- _Work to do_: Look through the data below and return each line where "title" appears.

(Data listing)
*-*-*

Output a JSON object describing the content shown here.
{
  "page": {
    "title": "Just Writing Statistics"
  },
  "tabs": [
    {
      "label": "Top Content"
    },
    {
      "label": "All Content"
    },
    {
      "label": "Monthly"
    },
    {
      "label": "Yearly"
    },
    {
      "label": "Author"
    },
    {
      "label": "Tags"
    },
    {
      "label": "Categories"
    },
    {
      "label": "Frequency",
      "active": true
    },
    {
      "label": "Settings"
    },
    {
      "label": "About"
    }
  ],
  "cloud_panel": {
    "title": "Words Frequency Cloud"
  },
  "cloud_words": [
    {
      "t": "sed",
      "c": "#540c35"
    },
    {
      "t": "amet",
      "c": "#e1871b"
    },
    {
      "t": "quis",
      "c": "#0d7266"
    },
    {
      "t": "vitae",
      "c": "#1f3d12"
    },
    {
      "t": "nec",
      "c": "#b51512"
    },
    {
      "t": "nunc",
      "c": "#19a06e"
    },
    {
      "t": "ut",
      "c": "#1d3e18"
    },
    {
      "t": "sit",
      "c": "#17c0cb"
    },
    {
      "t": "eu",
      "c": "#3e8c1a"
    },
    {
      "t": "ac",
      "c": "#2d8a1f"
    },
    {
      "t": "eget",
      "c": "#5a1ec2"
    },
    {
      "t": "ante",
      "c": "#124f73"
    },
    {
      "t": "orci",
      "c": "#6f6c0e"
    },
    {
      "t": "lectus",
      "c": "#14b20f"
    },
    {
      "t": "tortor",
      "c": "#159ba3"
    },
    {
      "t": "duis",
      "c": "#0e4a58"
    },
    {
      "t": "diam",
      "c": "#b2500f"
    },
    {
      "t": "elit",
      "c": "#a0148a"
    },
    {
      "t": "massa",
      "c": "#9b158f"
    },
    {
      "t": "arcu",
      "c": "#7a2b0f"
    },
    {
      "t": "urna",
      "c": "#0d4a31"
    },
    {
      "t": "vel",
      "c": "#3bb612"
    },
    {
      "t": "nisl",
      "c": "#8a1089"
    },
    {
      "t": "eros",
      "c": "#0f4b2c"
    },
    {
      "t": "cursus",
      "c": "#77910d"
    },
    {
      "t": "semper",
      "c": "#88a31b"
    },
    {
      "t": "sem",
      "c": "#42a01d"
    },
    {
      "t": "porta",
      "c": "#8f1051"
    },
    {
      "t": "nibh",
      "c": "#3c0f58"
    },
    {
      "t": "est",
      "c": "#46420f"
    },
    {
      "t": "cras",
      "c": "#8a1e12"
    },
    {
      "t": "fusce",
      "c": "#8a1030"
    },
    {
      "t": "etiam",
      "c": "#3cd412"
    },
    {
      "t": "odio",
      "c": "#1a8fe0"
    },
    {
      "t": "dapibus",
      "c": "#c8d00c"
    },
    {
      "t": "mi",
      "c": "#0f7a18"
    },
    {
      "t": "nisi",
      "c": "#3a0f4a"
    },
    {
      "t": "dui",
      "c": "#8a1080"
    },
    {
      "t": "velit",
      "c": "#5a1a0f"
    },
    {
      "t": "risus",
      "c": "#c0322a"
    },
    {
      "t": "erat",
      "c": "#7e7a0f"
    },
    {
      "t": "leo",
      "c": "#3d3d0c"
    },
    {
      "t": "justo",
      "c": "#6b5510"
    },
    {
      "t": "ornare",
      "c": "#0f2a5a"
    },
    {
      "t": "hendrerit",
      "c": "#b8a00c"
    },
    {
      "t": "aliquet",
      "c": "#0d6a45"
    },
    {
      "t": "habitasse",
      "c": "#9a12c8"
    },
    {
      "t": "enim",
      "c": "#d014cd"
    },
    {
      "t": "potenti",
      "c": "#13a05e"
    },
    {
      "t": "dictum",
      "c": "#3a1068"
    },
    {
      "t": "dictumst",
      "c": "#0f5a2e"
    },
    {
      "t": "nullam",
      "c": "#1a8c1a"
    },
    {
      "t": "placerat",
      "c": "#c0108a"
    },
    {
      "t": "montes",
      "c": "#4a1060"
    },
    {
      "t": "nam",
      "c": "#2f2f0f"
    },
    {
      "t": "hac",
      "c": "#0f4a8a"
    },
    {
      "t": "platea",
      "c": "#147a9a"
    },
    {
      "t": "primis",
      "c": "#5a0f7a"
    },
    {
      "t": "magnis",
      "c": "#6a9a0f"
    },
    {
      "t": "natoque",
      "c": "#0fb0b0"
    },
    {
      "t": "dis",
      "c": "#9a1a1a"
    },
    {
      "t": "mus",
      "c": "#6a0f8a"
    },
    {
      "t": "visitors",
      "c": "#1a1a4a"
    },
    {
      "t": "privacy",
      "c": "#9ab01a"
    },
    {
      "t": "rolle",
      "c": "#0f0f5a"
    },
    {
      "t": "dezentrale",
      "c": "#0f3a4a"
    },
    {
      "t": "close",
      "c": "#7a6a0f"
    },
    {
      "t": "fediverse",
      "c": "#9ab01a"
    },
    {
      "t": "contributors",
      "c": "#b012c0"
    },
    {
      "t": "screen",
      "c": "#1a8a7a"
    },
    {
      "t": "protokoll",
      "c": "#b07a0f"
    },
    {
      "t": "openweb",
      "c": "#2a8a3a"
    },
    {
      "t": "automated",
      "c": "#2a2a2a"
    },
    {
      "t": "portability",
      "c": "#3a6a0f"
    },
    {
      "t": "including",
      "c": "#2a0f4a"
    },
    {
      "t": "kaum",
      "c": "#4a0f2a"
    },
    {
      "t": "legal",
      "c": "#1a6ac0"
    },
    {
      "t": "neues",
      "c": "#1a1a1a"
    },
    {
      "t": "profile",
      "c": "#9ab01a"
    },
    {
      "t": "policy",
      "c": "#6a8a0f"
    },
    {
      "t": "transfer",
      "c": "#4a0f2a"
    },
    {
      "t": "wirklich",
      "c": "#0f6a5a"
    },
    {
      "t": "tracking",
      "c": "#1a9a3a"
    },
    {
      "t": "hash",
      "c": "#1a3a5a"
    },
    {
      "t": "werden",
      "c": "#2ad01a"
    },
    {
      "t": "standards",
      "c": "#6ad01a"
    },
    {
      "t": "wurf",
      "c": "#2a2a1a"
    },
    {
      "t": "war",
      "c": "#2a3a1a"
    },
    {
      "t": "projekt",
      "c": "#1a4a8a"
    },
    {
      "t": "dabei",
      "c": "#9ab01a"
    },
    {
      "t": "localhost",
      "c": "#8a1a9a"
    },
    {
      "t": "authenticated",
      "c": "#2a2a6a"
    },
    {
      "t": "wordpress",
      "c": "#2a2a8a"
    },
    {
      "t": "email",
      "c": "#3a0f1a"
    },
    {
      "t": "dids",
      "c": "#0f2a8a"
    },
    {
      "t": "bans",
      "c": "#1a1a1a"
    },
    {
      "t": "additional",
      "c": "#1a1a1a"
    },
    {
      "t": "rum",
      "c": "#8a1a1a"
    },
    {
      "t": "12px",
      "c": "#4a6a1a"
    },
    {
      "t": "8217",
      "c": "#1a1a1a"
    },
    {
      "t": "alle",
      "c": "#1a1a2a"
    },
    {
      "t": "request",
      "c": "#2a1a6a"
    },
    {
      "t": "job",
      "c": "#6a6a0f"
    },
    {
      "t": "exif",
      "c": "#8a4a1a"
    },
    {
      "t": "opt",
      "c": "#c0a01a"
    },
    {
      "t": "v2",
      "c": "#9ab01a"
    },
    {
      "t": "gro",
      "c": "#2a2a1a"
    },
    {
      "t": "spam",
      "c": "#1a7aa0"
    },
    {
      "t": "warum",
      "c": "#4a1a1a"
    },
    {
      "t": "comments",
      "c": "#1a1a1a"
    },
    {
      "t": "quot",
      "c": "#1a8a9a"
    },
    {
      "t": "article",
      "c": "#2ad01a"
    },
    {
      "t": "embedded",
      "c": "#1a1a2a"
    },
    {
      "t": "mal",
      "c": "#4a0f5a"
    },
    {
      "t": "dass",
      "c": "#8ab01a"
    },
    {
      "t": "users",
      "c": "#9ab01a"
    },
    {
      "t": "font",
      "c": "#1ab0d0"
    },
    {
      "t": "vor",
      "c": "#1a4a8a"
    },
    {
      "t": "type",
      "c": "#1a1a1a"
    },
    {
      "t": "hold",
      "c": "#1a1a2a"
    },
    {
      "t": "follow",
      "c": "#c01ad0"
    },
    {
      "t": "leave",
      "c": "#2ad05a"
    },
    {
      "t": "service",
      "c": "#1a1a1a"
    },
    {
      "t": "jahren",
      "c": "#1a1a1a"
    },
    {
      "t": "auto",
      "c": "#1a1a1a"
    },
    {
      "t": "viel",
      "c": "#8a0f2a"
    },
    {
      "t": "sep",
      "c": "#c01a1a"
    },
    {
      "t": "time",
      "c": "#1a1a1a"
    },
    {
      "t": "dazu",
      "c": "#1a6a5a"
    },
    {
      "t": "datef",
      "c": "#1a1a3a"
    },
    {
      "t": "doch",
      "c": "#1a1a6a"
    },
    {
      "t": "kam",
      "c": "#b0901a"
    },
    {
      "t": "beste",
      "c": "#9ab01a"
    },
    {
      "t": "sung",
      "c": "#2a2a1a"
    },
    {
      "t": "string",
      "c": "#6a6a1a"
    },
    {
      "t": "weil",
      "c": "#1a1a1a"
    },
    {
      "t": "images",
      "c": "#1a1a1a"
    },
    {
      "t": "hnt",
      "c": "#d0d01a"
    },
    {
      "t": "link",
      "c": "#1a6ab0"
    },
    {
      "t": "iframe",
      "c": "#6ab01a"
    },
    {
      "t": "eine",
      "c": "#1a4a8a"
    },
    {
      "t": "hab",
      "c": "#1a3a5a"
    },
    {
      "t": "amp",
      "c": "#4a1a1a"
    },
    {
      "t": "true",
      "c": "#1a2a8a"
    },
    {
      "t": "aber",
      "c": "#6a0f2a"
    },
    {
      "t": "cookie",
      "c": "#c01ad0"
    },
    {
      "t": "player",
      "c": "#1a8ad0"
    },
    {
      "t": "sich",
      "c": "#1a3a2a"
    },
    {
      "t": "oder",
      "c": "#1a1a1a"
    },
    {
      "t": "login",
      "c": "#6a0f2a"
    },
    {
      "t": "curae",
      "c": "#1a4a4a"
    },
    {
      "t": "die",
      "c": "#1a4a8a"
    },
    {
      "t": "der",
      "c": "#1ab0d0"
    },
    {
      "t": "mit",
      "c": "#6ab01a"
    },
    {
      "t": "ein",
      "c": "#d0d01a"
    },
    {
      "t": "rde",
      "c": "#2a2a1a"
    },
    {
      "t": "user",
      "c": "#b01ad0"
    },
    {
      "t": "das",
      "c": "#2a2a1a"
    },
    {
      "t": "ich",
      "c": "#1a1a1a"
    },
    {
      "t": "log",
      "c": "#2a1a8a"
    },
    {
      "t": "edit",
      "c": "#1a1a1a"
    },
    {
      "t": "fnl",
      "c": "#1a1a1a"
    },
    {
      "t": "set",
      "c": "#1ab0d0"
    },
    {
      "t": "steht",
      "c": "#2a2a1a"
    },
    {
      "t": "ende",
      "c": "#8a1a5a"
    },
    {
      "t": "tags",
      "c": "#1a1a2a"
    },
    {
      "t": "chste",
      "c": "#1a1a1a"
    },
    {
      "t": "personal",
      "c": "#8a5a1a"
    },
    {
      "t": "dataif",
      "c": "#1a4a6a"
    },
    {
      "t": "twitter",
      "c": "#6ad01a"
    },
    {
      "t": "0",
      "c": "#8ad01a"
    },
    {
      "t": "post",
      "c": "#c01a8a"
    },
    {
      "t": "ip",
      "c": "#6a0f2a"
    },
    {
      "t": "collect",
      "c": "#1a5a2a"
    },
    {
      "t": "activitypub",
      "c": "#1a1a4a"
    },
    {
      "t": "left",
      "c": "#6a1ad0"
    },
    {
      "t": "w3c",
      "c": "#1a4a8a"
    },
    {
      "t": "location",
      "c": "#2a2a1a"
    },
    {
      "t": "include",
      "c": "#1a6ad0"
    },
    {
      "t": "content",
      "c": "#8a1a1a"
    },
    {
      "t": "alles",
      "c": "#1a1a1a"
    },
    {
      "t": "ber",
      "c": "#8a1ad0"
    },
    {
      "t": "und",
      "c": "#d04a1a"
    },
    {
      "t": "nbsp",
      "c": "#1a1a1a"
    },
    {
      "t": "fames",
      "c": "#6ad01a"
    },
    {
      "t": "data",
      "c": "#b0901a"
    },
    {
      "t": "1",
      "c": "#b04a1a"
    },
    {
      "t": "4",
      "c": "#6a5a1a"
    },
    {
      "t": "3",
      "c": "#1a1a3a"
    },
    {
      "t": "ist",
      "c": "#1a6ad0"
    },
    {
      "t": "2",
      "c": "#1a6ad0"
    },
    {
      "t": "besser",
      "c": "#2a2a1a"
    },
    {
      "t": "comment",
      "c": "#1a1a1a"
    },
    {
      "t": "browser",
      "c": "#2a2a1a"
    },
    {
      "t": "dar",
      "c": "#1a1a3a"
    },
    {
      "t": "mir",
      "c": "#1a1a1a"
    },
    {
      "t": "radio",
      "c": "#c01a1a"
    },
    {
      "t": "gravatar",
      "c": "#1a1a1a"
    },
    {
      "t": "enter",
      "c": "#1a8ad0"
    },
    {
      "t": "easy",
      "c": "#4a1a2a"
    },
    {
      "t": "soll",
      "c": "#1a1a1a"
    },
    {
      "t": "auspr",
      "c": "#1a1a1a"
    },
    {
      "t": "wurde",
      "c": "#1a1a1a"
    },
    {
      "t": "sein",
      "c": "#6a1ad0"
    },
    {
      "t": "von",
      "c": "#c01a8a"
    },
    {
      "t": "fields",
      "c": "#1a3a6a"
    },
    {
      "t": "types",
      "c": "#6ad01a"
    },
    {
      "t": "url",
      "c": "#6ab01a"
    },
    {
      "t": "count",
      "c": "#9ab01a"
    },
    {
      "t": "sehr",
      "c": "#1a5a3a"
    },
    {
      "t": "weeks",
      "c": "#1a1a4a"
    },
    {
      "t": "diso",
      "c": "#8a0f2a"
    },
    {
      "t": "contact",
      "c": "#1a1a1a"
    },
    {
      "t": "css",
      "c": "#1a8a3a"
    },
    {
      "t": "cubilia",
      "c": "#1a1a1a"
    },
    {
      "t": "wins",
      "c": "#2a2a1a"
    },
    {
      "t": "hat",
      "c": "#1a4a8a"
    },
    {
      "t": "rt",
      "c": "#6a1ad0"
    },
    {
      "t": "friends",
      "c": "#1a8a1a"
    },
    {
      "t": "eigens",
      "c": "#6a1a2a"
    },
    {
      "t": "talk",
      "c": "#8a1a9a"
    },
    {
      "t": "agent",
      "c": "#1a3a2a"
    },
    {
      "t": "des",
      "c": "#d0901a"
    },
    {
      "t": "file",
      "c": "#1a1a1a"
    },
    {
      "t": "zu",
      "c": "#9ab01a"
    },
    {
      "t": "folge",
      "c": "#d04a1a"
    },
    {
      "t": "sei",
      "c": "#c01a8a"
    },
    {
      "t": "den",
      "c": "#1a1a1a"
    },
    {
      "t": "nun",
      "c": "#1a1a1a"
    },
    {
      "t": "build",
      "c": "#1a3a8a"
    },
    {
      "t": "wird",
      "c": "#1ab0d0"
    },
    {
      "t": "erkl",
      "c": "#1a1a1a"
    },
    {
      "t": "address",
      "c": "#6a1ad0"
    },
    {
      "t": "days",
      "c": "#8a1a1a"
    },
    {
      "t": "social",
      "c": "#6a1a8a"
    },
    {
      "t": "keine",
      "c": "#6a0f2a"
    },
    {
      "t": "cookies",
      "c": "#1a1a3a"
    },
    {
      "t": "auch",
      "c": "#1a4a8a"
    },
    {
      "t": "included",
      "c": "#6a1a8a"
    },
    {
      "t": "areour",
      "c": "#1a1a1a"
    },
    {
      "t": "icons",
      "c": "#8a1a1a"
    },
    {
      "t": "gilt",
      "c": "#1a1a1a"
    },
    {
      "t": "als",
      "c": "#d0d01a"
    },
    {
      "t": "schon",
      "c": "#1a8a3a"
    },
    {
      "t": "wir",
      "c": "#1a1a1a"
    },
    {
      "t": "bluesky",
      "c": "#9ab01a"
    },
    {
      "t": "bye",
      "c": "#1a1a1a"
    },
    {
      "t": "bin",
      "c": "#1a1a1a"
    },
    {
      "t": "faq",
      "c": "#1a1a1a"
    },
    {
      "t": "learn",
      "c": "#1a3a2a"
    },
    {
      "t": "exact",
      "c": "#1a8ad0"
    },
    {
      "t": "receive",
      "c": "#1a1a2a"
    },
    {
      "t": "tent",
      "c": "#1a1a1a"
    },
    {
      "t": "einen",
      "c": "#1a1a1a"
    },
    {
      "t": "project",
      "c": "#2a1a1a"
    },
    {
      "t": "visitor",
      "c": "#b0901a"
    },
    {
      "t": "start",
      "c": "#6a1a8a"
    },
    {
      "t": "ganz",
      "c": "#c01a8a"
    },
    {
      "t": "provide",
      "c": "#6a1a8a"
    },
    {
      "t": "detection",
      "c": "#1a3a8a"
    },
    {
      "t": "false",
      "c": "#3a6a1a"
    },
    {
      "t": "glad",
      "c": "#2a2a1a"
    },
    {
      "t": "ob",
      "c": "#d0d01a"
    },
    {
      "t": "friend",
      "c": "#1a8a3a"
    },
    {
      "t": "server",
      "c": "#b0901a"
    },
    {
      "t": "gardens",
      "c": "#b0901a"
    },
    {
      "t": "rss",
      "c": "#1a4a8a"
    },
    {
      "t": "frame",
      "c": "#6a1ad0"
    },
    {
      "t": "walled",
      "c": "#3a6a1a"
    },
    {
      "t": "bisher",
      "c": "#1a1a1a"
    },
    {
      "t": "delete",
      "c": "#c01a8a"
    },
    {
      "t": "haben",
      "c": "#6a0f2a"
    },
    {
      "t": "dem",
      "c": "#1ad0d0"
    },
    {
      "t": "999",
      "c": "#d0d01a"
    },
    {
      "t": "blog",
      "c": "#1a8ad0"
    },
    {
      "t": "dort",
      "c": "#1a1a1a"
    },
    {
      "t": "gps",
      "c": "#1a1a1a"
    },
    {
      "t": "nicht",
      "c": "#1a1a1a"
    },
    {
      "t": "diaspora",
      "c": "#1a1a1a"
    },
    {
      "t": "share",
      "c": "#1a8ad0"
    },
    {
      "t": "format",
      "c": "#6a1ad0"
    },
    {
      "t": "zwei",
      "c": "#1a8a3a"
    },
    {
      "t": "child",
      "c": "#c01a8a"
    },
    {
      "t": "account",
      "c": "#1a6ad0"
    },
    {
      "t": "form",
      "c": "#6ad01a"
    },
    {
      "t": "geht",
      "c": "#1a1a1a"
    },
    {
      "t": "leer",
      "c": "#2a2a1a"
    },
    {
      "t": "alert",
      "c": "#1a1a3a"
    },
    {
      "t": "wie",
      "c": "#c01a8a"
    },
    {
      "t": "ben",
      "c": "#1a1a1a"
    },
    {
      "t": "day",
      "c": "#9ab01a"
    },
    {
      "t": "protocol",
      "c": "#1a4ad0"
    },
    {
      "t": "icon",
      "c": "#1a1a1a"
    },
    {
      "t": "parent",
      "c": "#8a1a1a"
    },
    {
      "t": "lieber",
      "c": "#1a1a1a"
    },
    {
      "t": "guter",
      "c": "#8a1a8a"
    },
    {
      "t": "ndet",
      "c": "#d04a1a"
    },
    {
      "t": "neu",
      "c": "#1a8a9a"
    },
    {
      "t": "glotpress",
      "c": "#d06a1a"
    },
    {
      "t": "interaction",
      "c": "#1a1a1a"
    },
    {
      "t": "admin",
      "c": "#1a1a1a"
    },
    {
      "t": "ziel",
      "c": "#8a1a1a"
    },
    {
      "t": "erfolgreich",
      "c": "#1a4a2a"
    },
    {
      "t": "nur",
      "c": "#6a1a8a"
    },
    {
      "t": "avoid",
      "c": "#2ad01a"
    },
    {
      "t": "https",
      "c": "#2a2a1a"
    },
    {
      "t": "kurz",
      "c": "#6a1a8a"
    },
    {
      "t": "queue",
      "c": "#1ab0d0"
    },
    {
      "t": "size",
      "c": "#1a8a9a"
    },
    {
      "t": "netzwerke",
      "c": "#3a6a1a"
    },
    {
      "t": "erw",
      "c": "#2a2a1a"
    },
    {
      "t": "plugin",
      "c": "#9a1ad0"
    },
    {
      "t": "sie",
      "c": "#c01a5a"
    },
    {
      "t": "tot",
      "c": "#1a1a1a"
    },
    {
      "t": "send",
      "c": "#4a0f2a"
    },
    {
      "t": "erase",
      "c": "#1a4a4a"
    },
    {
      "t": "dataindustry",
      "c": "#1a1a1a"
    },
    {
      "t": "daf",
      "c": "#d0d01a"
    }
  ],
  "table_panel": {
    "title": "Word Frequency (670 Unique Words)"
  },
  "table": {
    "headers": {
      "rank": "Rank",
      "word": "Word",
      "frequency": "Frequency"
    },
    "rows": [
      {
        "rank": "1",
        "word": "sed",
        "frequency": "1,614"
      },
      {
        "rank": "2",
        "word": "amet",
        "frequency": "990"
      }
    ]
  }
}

*-*-*

- _Exercise response_:
    "title": "Just Writing Statistics"
    "title": "Words Frequency Cloud"
    "title": "Word Frequency (670 Unique Words)"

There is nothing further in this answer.